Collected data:
-------------------------
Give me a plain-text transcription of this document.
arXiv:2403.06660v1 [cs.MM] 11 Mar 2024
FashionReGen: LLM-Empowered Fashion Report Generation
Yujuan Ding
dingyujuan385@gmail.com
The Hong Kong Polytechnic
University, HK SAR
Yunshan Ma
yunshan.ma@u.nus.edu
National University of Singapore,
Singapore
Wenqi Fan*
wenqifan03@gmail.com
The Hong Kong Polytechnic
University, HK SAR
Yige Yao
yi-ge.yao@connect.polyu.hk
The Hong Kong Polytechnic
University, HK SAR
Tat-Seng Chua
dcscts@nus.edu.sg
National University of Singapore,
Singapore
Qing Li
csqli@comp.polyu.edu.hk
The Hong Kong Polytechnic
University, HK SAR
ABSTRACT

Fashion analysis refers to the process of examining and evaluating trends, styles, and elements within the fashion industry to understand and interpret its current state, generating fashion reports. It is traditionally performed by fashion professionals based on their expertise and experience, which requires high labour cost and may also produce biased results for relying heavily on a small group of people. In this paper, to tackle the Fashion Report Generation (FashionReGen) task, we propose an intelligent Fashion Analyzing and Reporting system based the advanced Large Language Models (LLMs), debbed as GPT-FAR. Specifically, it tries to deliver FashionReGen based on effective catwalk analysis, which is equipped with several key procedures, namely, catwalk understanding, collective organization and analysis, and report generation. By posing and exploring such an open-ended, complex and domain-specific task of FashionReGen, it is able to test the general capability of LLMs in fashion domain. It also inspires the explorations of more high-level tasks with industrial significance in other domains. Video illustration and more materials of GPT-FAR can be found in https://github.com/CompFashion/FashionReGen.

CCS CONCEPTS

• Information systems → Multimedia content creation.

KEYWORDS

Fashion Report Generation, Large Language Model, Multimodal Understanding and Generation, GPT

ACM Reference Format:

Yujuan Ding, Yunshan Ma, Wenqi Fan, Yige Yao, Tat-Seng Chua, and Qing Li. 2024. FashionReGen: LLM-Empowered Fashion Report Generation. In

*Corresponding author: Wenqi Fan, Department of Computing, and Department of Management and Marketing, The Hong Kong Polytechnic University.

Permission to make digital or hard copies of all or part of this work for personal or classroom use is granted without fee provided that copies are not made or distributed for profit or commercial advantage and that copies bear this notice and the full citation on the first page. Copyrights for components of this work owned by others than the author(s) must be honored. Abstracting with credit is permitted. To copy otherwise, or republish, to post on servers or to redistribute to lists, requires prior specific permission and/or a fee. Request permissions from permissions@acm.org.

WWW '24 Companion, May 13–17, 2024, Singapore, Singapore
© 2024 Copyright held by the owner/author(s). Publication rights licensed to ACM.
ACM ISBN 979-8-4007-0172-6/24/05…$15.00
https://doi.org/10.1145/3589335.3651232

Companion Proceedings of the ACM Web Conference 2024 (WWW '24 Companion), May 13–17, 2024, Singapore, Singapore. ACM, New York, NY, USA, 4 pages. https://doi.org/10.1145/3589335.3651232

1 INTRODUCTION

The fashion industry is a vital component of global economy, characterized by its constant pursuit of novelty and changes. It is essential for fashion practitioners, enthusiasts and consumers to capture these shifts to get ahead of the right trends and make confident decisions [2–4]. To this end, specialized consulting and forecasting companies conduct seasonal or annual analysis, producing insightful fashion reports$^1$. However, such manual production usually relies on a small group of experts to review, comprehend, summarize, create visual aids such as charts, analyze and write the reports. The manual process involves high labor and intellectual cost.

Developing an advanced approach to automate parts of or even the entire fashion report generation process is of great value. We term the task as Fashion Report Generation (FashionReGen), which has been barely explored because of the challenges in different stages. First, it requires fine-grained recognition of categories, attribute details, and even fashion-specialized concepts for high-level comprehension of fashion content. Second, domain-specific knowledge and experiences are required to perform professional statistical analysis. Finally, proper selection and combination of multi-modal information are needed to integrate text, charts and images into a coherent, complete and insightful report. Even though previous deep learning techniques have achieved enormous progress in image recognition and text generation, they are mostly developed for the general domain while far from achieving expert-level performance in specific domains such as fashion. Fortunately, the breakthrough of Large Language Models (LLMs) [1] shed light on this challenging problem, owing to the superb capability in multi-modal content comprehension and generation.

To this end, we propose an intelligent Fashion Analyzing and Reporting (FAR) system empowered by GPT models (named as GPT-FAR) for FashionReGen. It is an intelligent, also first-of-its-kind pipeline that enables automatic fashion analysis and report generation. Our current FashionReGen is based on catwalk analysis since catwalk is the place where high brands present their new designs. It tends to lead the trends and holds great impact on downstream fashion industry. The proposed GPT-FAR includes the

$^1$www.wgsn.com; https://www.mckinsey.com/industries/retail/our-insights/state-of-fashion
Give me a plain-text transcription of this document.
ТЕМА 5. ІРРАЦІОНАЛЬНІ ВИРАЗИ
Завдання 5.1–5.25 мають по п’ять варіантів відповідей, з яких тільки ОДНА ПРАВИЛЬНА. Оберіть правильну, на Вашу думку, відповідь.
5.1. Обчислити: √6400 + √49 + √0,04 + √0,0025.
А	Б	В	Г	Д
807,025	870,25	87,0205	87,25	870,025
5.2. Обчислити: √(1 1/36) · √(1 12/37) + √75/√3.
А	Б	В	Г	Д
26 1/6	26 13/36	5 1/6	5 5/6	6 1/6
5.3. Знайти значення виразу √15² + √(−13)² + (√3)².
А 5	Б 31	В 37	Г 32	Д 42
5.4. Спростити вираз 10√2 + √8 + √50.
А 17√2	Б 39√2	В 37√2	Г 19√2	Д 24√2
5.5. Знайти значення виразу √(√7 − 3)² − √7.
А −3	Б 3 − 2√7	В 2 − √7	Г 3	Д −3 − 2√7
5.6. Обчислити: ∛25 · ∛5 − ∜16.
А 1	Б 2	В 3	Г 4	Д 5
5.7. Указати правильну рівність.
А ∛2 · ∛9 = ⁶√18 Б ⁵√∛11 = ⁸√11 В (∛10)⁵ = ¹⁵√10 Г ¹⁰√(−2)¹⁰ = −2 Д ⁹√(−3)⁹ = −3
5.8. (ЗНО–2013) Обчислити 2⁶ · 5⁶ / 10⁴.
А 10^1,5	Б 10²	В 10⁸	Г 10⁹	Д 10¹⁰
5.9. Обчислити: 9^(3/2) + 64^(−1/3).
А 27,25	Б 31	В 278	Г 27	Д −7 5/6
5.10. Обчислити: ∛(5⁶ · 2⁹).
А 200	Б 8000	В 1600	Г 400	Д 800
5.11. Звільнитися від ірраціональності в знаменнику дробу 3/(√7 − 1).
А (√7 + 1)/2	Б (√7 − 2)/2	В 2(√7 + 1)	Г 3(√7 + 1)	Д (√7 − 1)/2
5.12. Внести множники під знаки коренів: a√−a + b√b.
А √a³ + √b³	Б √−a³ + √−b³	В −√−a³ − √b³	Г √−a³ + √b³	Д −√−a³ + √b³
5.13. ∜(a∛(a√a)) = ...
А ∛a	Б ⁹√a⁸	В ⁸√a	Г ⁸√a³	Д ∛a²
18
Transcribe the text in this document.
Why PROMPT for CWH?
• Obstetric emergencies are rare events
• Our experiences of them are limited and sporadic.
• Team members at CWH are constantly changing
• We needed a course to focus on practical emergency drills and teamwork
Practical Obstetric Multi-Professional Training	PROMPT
-------------------------
Exercise aim: Working from the listing above, pick out every line that has "Companion" and copy it.

Output of the exercise:
WWW '24 Companion, May 13–17, 2024, Singapore, Singapore
Companion Proceedings of the ACM Web Conference 2024 (WWW '24 Companion), May 13–17, 2024, Singapore, Singapore. ACM, New York, NY, USA, 4 pages. https://doi.org/10.1145/3589335.3651232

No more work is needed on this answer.